## Stated exercise:
Write out the material exactly. Do not include the pictures.

Collected data entries:
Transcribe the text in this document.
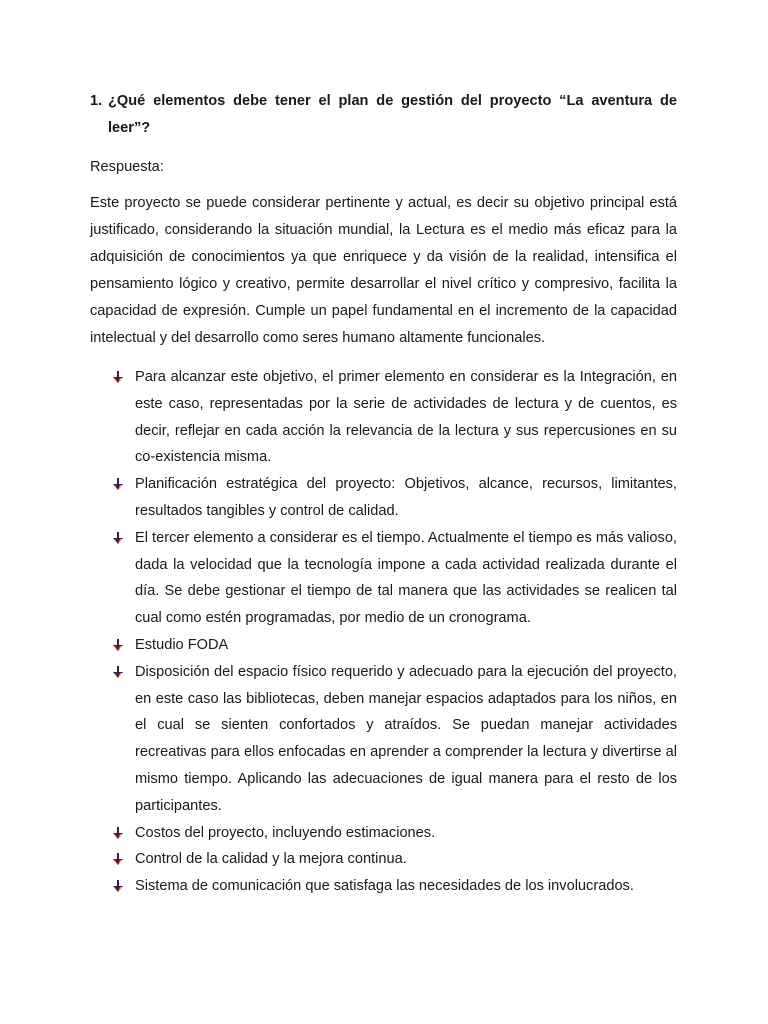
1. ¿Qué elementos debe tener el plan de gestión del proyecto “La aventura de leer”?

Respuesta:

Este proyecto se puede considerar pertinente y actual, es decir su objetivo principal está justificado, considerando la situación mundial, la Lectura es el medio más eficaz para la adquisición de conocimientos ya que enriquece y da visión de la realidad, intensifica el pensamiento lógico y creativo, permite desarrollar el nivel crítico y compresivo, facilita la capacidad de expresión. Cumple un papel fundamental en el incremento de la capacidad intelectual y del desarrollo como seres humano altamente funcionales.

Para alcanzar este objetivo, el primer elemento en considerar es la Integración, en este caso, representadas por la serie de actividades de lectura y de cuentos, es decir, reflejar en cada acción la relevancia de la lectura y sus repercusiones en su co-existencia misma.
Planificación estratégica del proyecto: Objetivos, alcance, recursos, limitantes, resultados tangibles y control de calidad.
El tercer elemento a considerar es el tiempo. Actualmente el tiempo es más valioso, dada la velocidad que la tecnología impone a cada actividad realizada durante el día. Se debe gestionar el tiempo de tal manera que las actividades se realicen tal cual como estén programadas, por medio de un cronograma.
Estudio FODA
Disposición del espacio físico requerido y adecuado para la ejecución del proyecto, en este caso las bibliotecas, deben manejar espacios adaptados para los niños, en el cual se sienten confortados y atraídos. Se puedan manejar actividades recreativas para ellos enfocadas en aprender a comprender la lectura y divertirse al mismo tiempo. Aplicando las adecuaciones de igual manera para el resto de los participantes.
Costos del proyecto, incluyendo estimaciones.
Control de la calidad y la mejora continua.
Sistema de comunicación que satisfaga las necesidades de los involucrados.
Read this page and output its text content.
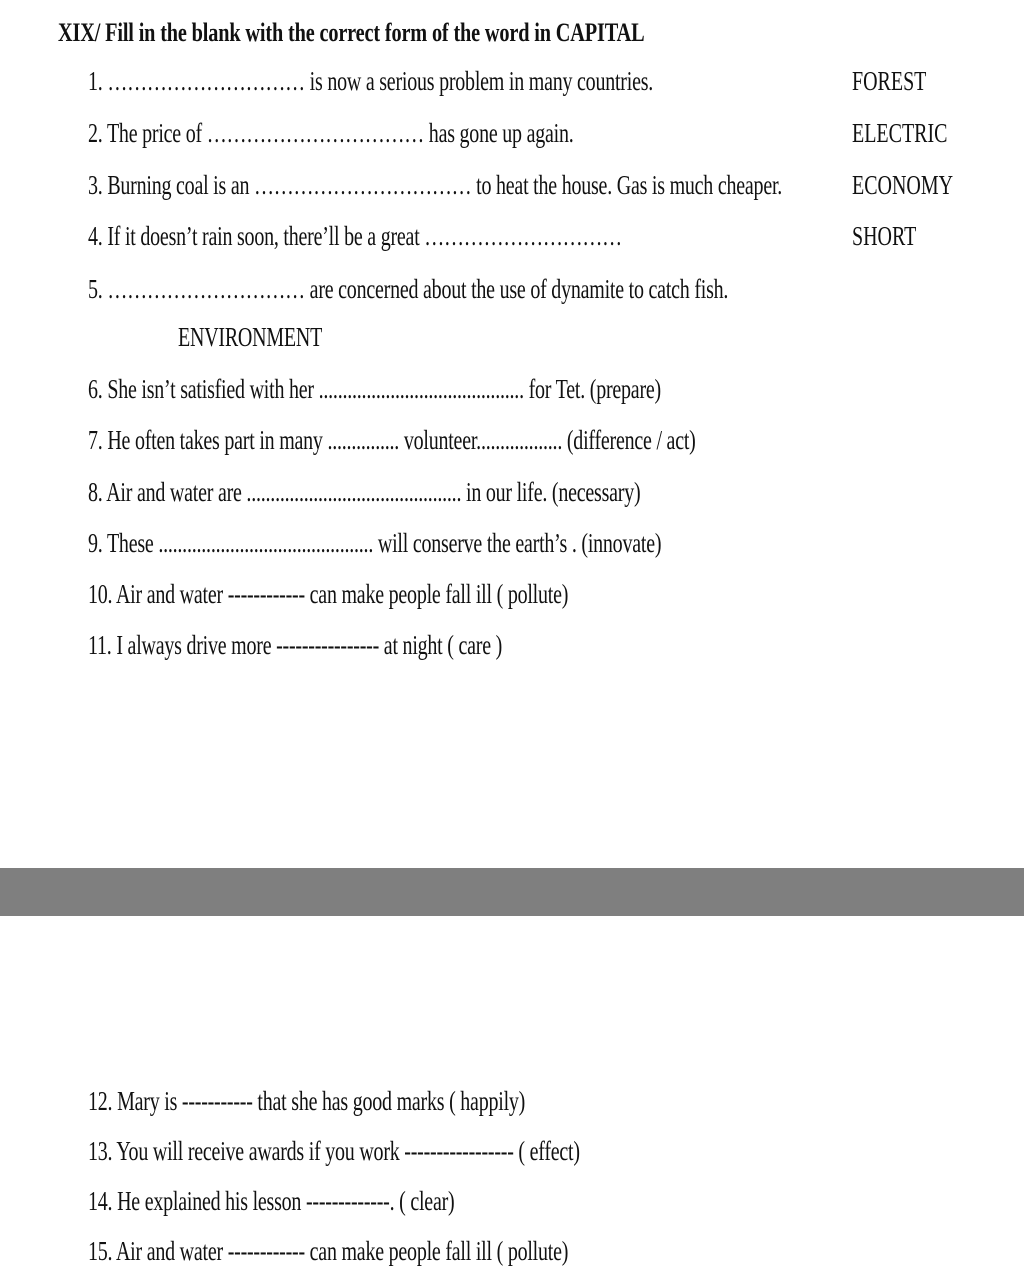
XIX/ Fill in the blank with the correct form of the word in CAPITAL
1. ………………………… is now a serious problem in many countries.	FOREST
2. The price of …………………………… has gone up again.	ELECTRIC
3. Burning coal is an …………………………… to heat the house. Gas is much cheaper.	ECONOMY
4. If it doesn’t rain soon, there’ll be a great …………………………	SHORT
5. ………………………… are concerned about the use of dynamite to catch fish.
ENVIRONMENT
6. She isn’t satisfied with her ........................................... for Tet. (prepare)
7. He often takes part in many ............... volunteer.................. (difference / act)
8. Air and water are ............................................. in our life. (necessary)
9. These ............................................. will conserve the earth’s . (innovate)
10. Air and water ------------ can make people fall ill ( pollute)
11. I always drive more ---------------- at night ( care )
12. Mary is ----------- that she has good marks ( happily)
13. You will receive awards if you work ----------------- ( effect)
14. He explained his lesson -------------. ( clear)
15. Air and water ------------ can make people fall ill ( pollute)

## Result:
Transcribe the text in this document.
1. ¿Qué elementos debe tener el plan de gestión del proyecto “La aventura de leer”?

Respuesta:

Este proyecto se puede considerar pertinente y actual, es decir su objetivo principal está justificado, considerando la situación mundial, la Lectura es el medio más eficaz para la adquisición de conocimientos ya que enriquece y da visión de la realidad, intensifica el pensamiento lógico y creativo, permite desarrollar el nivel crítico y compresivo, facilita la capacidad de expresión. Cumple un papel fundamental en el incremento de la capacidad intelectual y del desarrollo como seres humano altamente funcionales.

Para alcanzar este objetivo, el primer elemento en considerar es la Integración, en este caso, representadas por la serie de actividades de lectura y de cuentos, es decir, reflejar en cada acción la relevancia de la lectura y sus repercusiones en su co-existencia misma.
Planificación estratégica del proyecto: Objetivos, alcance, recursos, limitantes, resultados tangibles y control de calidad.
El tercer elemento a considerar es el tiempo. Actualmente el tiempo es más valioso, dada la velocidad que la tecnología impone a cada actividad realizada durante el día. Se debe gestionar el tiempo de tal manera que las actividades se realicen tal cual como estén programadas, por medio de un cronograma.
Estudio FODA
Disposición del espacio físico requerido y adecuado para la ejecución del proyecto, en este caso las bibliotecas, deben manejar espacios adaptados para los niños, en el cual se sienten confortados y atraídos. Se puedan manejar actividades recreativas para ellos enfocadas en aprender a comprender la lectura y divertirse al mismo tiempo. Aplicando las adecuaciones de igual manera para el resto de los participantes.
Costos del proyecto, incluyendo estimaciones.
Control de la calidad y la mejora continua.
Sistema de comunicación que satisfaga las necesidades de los involucrados.
Read this page and output its text content.
XIX/ Fill in the blank with the correct form of the word in CAPITAL
1. ………………………… is now a serious problem in many countries.	FOREST
2. The price of …………………………… has gone up again.	ELECTRIC
3. Burning coal is an …………………………… to heat the house. Gas is much cheaper.	ECONOMY
4. If it doesn’t rain soon, there’ll be a great …………………………	SHORT
5. ………………………… are concerned about the use of dynamite to catch fish.
ENVIRONMENT
6. She isn’t satisfied with her ........................................... for Tet. (prepare)
7. He often takes part in many ............... volunteer.................. (difference / act)
8. Air and water are ............................................. in our life. (necessary)
9. These ............................................. will conserve the earth’s . (innovate)
10. Air and water ------------ can make people fall ill ( pollute)
11. I always drive more ---------------- at night ( care )
12. Mary is ----------- that she has good marks ( happily)
13. You will receive awards if you work ----------------- ( effect)
14. He explained his lesson -------------. ( clear)
15. Air and water ------------ can make people fall ill ( pollute)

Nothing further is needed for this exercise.